##### Fonte

Não sei se Maria Velho da Costa chegou a viver no Bairro Azul com vista para El Corte Inglés. No Irmão do Meio encontro alguns sinais.
«Despacho a despachar
para ir para o Bairro Azul».
«A M. lê no Expresso o
que vale a pena e fala de pintura como quem fala de compras para a semana. Vai
aos leilões de arte como quem vai ao Corte inglês lanchar no último piso».
Por El Corte Inglés, reproduzo uma cena contada por José
Saramago no Último Caderno de Lanzarote.
Estamos na entrada da página 233 do dia 14 de Janeiro de 1998. Pilar tinha dito a Saramago que, se tivesse
tempo, passasse pelo El Corte Inglés e comprasse calcetinos que
estava precisado:
«Estava pois a
escolher as meias (o que os espanhóis chamam calcetinos está mais próximo do que nós chamamos peúgas, e peúga,
como qualquer português sabe, não é meia), quando ouço perguntar: «Es usted
José Saramago?» Virei a cabeça (há que explicar que nesse momento me encontrava
de cócoras a examinar as prateleiras mais baixas) e vejo um homem de meia-idade
que me olhava com ar de dúvida, Retomei a posição vertical e respondi: «Sim,
sou eu próprio…» «Era o que me parecia», disse ele, «mas como o vi aqui sozinho…»

##########

__Instruções de trabalho__
(a) No texto sobre o Bairro Azul, o que Pilar pediu a Saramago que comprasse?
(b) Retome o texto sobre o Bairro Azul a partir da última frase apresentada e dê-lhe seguimento.

##### Informação fornecida

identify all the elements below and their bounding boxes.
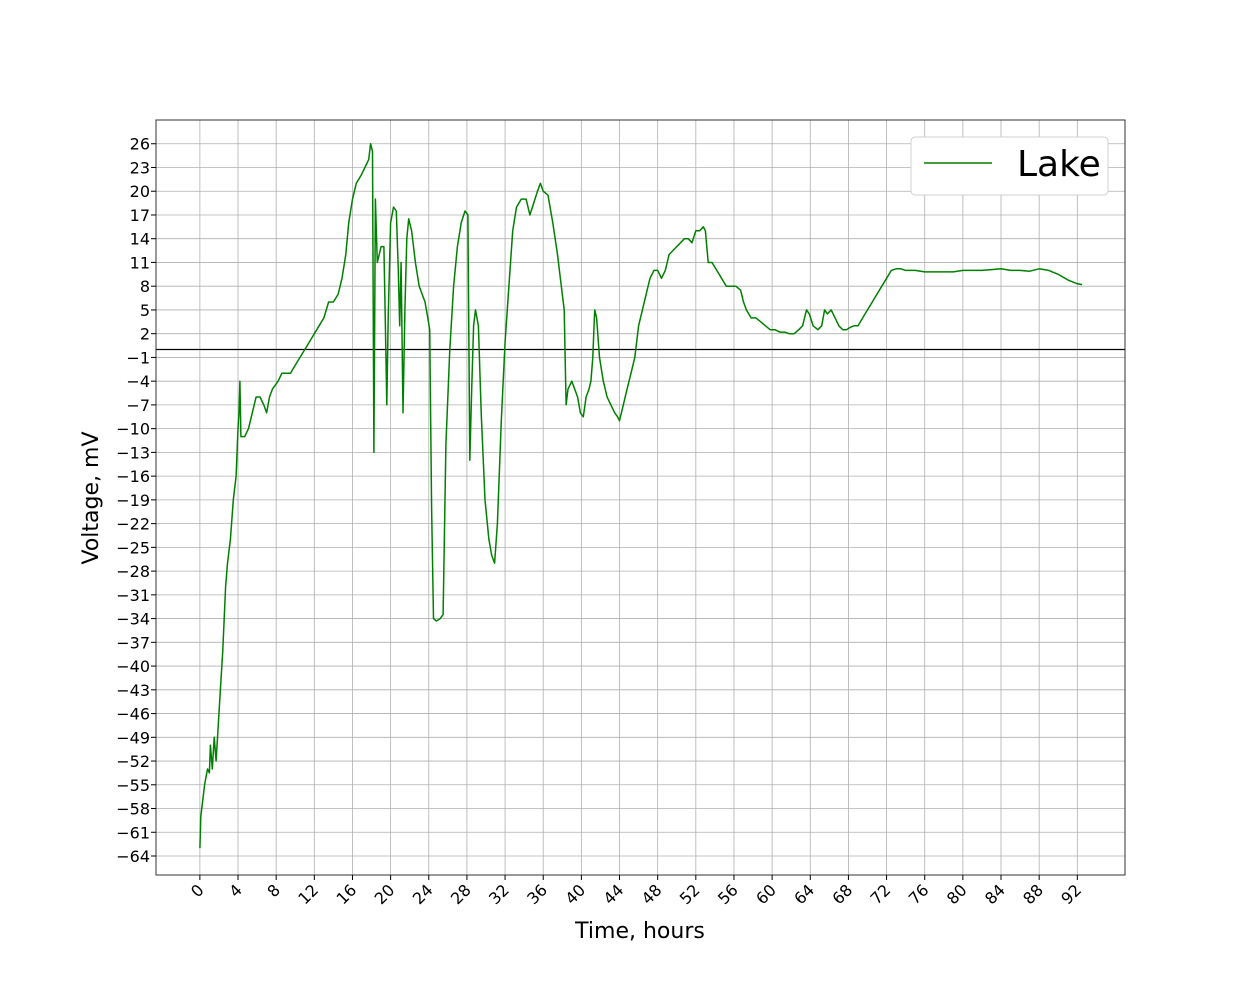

##########

__Respostas dadas__
(a) Calcetinos no El Corte Inglés, se ele tivesse tempo.

(b)
Acrescentou umas palavras simpáticas de felicitação, que agradeci, e
afastou-se. Já não duvidoso, mas, pela expressão da cara, ainda perplexo.
Evidentemente, a sua estranheza não provinha de me ver a escolher meias no El
Corte Inglés: um homem, por mais incompetente que seja nestes assuntos, não
precisa de estar sempre acompanhado quando faz compras. O que simplesmente tinha
desconcertado o meu interlocutor era que um Prémio Nobel da Literatura
estivesse a comprar meias como qualquer mortal, sem, ao menos a assistência de
dois secretários e a protecção de quatro guarda-costas. Ainda por cima numa
postura tão pouco digna…»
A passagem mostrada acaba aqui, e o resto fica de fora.